→ **Data for this exercise**:
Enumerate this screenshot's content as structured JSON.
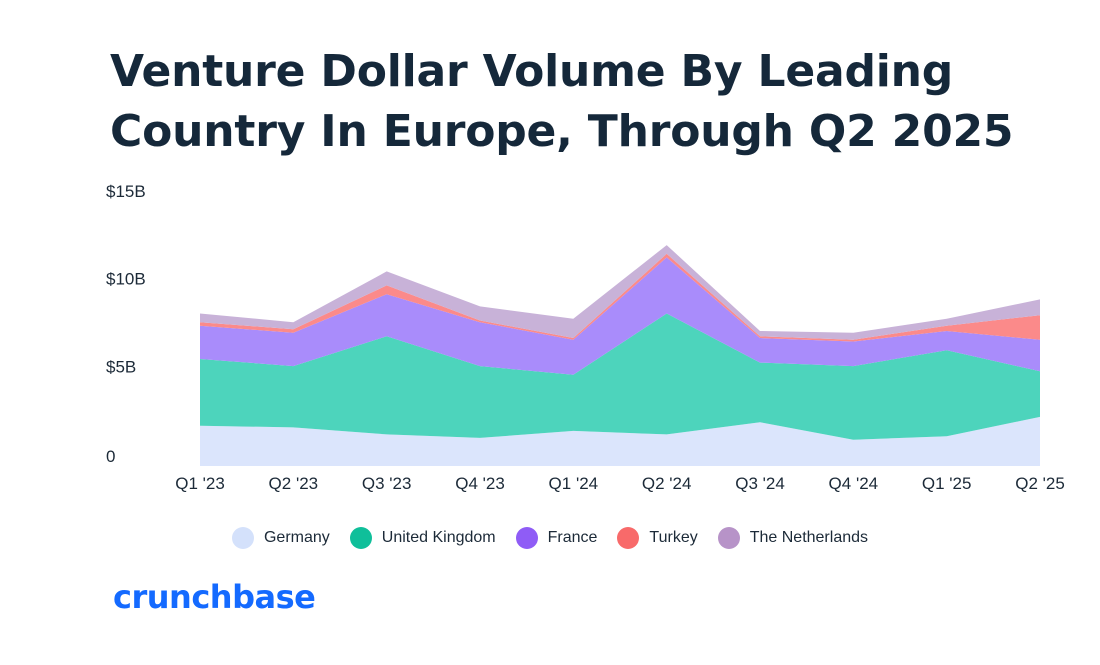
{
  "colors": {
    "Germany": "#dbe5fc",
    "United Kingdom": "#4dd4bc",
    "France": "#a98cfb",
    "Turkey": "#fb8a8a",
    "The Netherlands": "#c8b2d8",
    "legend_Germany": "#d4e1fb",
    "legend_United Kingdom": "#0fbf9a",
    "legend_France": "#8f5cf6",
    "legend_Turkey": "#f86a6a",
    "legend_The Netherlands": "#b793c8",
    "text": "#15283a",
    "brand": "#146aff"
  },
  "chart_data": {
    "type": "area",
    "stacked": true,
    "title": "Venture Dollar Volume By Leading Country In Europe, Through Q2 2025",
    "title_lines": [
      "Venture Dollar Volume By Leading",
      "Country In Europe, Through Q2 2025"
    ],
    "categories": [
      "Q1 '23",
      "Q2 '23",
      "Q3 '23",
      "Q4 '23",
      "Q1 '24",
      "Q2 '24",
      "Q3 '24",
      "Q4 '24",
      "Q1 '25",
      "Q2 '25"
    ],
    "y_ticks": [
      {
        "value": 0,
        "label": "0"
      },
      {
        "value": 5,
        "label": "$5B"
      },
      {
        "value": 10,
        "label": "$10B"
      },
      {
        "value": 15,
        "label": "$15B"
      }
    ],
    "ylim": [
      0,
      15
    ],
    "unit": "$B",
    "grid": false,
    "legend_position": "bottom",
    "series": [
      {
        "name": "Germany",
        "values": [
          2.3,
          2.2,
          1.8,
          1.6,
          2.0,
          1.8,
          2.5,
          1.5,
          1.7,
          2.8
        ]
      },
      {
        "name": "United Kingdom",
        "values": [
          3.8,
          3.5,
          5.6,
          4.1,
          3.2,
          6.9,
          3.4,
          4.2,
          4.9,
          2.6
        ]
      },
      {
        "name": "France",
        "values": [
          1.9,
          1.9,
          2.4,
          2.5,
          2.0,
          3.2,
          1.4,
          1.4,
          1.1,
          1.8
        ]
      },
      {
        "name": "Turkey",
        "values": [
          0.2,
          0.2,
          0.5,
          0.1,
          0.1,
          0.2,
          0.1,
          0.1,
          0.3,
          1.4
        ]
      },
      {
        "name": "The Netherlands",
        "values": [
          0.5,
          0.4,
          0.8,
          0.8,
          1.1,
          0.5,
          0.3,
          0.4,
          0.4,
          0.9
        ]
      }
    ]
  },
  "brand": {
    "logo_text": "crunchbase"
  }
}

---

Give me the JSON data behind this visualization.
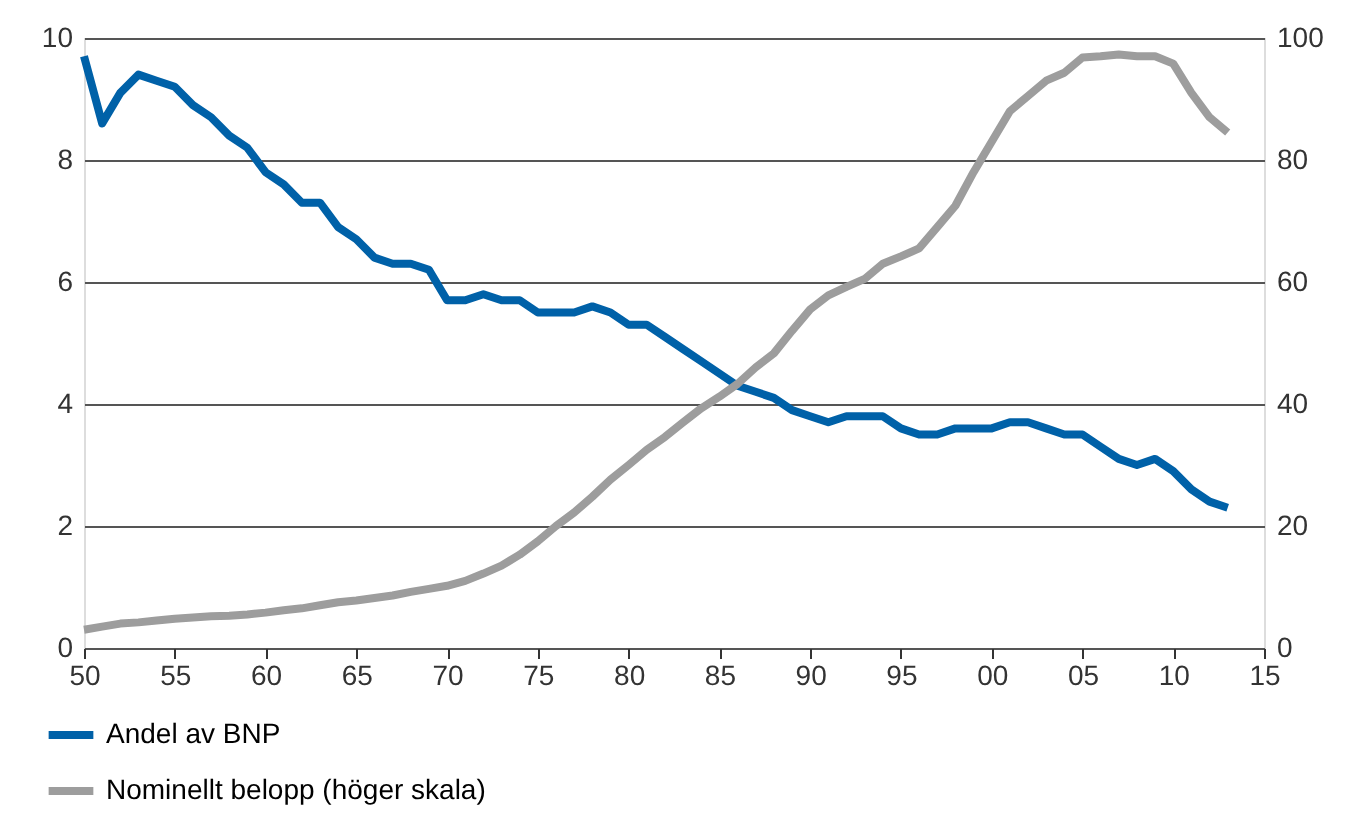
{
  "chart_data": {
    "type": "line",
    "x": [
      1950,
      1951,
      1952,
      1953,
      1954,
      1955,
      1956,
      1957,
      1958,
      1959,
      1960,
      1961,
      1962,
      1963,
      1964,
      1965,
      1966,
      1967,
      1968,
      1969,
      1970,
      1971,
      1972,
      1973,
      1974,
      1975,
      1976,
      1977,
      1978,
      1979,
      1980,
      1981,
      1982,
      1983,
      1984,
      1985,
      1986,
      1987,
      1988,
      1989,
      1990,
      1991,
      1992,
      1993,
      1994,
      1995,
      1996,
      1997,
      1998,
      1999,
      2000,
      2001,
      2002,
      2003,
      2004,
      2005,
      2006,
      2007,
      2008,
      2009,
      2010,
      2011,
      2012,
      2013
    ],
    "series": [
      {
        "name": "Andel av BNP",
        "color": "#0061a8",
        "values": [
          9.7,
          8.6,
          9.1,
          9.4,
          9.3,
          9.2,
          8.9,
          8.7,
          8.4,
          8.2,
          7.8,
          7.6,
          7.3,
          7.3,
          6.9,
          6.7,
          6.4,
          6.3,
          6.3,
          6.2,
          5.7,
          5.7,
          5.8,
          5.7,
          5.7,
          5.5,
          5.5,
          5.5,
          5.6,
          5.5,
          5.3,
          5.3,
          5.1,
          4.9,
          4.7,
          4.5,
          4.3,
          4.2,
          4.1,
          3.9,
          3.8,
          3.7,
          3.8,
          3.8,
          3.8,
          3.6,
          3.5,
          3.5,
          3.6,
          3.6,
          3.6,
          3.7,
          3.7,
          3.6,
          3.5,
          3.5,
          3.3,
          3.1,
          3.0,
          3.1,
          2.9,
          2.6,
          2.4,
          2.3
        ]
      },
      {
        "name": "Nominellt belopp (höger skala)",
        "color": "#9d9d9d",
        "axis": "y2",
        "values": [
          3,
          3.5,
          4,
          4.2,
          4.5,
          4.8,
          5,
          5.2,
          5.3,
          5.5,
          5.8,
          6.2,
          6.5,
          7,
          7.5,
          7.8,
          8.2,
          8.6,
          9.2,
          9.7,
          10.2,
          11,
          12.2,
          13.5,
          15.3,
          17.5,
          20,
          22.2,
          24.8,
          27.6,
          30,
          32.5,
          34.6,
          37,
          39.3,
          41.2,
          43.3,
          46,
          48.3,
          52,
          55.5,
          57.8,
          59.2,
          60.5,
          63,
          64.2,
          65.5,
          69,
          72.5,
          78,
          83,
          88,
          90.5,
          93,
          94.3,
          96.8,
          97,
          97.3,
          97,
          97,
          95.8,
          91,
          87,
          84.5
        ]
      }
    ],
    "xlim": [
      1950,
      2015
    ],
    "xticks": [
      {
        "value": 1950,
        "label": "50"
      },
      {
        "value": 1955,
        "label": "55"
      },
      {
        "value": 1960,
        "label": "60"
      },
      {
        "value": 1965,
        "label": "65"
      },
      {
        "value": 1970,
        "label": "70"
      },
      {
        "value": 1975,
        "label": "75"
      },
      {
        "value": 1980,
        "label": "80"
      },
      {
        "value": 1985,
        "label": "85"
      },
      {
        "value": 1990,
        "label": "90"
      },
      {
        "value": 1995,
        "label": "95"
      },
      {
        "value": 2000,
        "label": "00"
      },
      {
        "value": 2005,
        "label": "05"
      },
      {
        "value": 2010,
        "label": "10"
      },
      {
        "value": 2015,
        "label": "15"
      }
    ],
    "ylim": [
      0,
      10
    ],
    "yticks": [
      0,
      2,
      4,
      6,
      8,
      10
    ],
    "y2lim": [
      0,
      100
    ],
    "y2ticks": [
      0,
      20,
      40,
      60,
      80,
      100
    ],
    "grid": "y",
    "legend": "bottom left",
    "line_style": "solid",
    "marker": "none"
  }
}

→ **Exercise**: Report how many lines of the data hold the string "Through"; give only the number.

→ **The output**: 2